CONSIGNE A –
Reproduisez telles quelles toutes les lignes des enregistrements, sans en modifier aucune.

TEXTE SOURCE –
====
Avouons-le, tout part ici de la symbolique : petit flash-back, nous sommes en 1999 à Tampere, en Finlande. C’est ici que l’on parle de la mise sur pied d’un espace européen de « liberté, sécurité et de justice ». Difficile pour EU-Logos donc, dont le coeur même bat au rythme de cette création d’ignorer le discours tenu le 13 septembre dernier en ce lieu par la commissaire Cecilia Malmström, en charge précisément de l’immigration.
Evidemment, nous allons nous centrer sur les points et rappels les plus importants de ce discours. D’abord, ces dernières années ont été marquées par la création de l’EASO (European Asylum Support Office) : dès 2004, le programme de la Haye faisait référence à la création d’un tel organisme qui assurerait la coopération entre Etats membres en matière d’asile. Ce n’est cependant qu’en 2011 que EASO devient opérationnelle et s’inscrit dans la liste des agences européennes. Ses fonctions peuvent être résumées en cinq volets : un soutien permanent aux Etats membres pour assurer un système d’asile qui soit efficace (formation, information..), un soutien spécial touchant à la qualité du système (relocation, contrôle de la qualité..), un soutien d’urgence (pour les Etats soumis à une pression migratoire trop forte comme récemment avec Malte), un rôle d’information et d’analyse (le rapport annuel de 2012 fera prochainement l’objet d’un de nos articles), et enfin un soutien aux pays tiers (« capacity building », protection régionale..). Le tout étant finalement en lien avec le principe de solidarité. Si celle-ci peine encore à se faire ressentir (référence par exemple à la situation syrienne), l’EASO a permis de fournir une aide importante à Malte ou à la Grèce.
L’élément phare de son discours reste la synergie qu’elle souhaite rétablir entre emploi, croissance et migration. Ainsi, il apparaît crucial, d’une part de valoriser les talents et compétences au sein même de l’Union européenne (éviter la « fuite des cerveaux »), mais aussi d’être conscients que l’Union européenne fait face à une pénurie de main d’oeuvre dans de nombreux secteurs comme le travail saisonnier dans l’agriculture, la santé, le tourisme…Ainsi, l’Union européenne doit s’ouvrir à la perspective de la migration légale : pour relancer l’activité de nos pays, encore faut-il disposer de la main d’oeuvre suffisante, la migration doit être donc vue sous l’angle de l’opportunité et non, comme la vague populiste essaye de le démontrer comme une façon, pour reprendre l’image populaire, de « voler le travail du citoyen européen ». Qui dit accueil de nouveaux individus, dit nécessité d’intégration. Celle-ci est elle-aussi à double tranchant : d’un côté, il faut être intraitable sur l’effort nécessaire de la part des personnes immigrées de prendre part à la société dans laquelle ils s’insèrent, via le volet le plus intuitif, celui de l’apprentissage de la langue. De l’autre, c’est à un effort des gouvernements qu’il faut appeler : si l’intégration est un devoir, elle est aussi un droit, à eux donc de mettre en place les instruments visant à la favoriser. Il ne suffit pas e vouloir s’intégrer, il faut aussi pouvoir.
====
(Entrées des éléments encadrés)

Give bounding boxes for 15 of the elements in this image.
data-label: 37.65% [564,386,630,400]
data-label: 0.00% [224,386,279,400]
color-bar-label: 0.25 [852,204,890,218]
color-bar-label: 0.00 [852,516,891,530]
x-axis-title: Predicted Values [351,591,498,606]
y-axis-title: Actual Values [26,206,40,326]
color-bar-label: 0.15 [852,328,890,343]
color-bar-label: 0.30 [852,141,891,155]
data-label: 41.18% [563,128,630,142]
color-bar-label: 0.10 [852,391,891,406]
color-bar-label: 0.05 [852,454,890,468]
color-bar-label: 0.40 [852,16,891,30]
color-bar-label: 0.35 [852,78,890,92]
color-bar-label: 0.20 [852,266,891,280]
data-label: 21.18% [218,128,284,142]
====
CONSIGNE B –
Indiquez pour chaque affirmation si elle concorde avec le texte source, en répondant par oui ou par non et en citant mot pour mot le passage qui tranche. (i) L’EASO est devenue opérationnelle en 2011. (ii) Le programme de la Haye date de 2011. (iii) Le travail saisonnier dans l’agriculture figure parmi les secteurs touchés par une pénurie de main d’oeuvre.

RÉPONSE ATTENDUE A –
Give bounding boxes for 15 of the elements in this image.
data-label: 37.65% [564,386,630,400]
data-label: 0.00% [224,386,279,400]
color-bar-label: 0.25 [852,204,890,218]
color-bar-label: 0.00 [852,516,891,530]
x-axis-title: Predicted Values [351,591,498,606]
y-axis-title: Actual Values [26,206,40,326]
color-bar-label: 0.15 [852,328,890,343]
color-bar-label: 0.30 [852,141,891,155]
data-label: 41.18% [563,128,630,142]
color-bar-label: 0.10 [852,391,891,406]
color-bar-label: 0.05 [852,454,890,468]
color-bar-label: 0.40 [852,16,891,30]
color-bar-label: 0.35 [852,78,890,92]
color-bar-label: 0.20 [852,266,891,280]
data-label: 21.18% [218,128,284,142]

RÉPONSE ATTENDUE B –
(i) Oui : « Ce n’est cependant qu’en 2011 que EASO devient opérationnelle ».
(ii) Non : « dès 2004, le programme de la Haye faisait référence à la création d’un tel organisme ».
(iii) Oui : « une pénurie de main d’oeuvre dans de nombreux secteurs comme le travail saisonnier dans l’agriculture ».